▸ EXERCISE DESCRIPTION
Reproduce every entry that follows word for word, but omit the images.

▸ DATASET
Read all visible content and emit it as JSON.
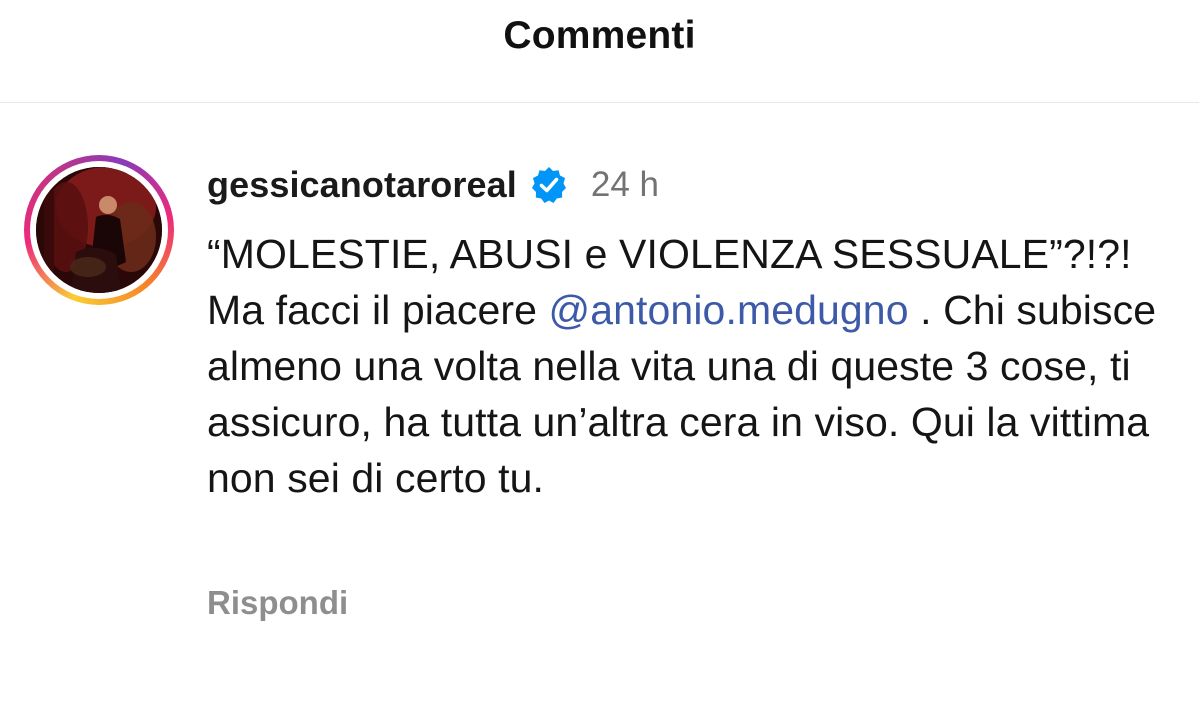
{
  "header": {
    "title": "Commenti"
  },
  "comment": {
    "username": "gessicanotaroreal",
    "verified_icon": "verified-badge-icon",
    "time": "24 h",
    "text_part1": "“MOLESTIE, ABUSI e VIOLENZA SESSUALE”?!?! Ma facci il piacere ",
    "mention": "@antonio.medugno",
    "text_part2": " . Chi subisce almeno una volta nella vita una di queste 3 cose, ti assicuro, ha tutta un’altra cera in viso. Qui la vittima non sei di certo tu.",
    "reply_label": "Rispondi"
  },
  "colors": {
    "verified_blue": "#0095f6",
    "mention_blue": "#3d5aa8",
    "muted_gray": "#737373"
  }
}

▸ FINAL RESULT
Read all visible content and emit it as JSON.
{
  "header": {
    "title": "Commenti"
  },
  "comment": {
    "username": "gessicanotaroreal",
    "verified_icon": "verified-badge-icon",
    "time": "24 h",
    "text_part1": "“MOLESTIE, ABUSI e VIOLENZA SESSUALE”?!?! Ma facci il piacere ",
    "mention": "@antonio.medugno",
    "text_part2": " . Chi subisce almeno una volta nella vita una di queste 3 cose, ti assicuro, ha tutta un’altra cera in viso. Qui la vittima non sei di certo tu.",
    "reply_label": "Rispondi"
  },
  "colors": {
    "verified_blue": "#0095f6",
    "mention_blue": "#3d5aa8",
    "muted_gray": "#737373"
  }
}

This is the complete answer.